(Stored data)
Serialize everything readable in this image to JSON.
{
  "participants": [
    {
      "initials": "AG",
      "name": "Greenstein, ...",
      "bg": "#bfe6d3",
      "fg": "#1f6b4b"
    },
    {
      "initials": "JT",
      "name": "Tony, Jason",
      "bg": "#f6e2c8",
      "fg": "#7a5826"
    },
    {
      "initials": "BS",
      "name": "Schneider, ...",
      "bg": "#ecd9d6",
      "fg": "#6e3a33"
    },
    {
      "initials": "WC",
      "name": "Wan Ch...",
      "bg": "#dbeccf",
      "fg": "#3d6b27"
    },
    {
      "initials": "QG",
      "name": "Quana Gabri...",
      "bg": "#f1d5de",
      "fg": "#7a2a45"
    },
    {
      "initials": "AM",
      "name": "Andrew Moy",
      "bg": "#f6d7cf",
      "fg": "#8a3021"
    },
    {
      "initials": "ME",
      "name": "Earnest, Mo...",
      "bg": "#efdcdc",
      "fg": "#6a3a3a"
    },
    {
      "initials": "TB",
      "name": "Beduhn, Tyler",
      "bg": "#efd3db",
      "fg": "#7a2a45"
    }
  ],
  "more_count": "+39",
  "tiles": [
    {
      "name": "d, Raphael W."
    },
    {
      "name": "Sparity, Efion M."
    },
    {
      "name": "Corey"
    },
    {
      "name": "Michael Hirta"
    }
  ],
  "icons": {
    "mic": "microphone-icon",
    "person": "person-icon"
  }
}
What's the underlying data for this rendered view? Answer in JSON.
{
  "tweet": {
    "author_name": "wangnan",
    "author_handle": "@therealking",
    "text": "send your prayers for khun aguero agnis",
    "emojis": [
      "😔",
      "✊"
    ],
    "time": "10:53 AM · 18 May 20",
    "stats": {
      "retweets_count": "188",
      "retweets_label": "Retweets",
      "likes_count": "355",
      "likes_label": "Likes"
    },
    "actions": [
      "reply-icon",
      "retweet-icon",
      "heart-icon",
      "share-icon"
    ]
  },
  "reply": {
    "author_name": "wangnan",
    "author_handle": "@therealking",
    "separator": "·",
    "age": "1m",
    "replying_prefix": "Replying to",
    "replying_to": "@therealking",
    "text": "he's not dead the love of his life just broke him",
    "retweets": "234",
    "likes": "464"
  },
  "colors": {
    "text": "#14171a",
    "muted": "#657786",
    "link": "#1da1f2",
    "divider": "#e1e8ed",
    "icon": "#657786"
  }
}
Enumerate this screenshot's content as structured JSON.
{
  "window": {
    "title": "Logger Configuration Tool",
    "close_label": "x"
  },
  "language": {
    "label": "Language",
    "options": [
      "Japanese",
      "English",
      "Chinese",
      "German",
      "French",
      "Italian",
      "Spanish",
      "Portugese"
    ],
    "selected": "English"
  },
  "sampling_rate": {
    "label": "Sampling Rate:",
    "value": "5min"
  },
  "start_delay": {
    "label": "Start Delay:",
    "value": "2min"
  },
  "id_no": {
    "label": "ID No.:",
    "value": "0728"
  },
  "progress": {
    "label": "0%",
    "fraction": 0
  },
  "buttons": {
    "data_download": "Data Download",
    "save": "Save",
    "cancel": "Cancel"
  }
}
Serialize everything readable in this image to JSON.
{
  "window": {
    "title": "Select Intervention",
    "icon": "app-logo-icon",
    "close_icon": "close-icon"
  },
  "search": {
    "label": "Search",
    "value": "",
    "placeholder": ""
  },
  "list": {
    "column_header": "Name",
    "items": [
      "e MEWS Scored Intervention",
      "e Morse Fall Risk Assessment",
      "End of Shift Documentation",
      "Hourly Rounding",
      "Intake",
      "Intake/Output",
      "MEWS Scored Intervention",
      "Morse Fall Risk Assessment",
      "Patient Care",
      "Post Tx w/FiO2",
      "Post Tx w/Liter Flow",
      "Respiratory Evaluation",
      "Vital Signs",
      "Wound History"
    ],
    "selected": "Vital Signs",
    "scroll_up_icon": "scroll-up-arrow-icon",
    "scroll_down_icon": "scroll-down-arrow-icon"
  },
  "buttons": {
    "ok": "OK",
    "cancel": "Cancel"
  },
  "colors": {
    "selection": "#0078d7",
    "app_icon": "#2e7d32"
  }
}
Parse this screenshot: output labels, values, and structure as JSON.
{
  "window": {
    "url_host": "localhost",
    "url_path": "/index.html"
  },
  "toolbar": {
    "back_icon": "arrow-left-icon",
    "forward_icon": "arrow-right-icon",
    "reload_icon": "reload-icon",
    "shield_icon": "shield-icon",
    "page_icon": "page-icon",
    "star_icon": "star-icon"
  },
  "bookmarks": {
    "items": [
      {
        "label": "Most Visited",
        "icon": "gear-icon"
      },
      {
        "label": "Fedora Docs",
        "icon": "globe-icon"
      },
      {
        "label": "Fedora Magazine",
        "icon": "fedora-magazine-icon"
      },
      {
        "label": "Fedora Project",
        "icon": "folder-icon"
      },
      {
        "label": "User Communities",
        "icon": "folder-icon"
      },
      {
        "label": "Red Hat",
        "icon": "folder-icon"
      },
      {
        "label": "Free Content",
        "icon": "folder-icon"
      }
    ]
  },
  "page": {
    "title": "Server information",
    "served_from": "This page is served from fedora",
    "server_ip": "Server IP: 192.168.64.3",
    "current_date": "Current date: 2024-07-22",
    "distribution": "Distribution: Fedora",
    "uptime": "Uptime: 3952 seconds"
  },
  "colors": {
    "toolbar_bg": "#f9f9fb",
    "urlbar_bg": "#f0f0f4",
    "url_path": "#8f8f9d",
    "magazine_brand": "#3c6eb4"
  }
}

▶ _Aim_:
Give only the count of lines in this material that contain the string "MEWS".

▶ _Solution below_:
2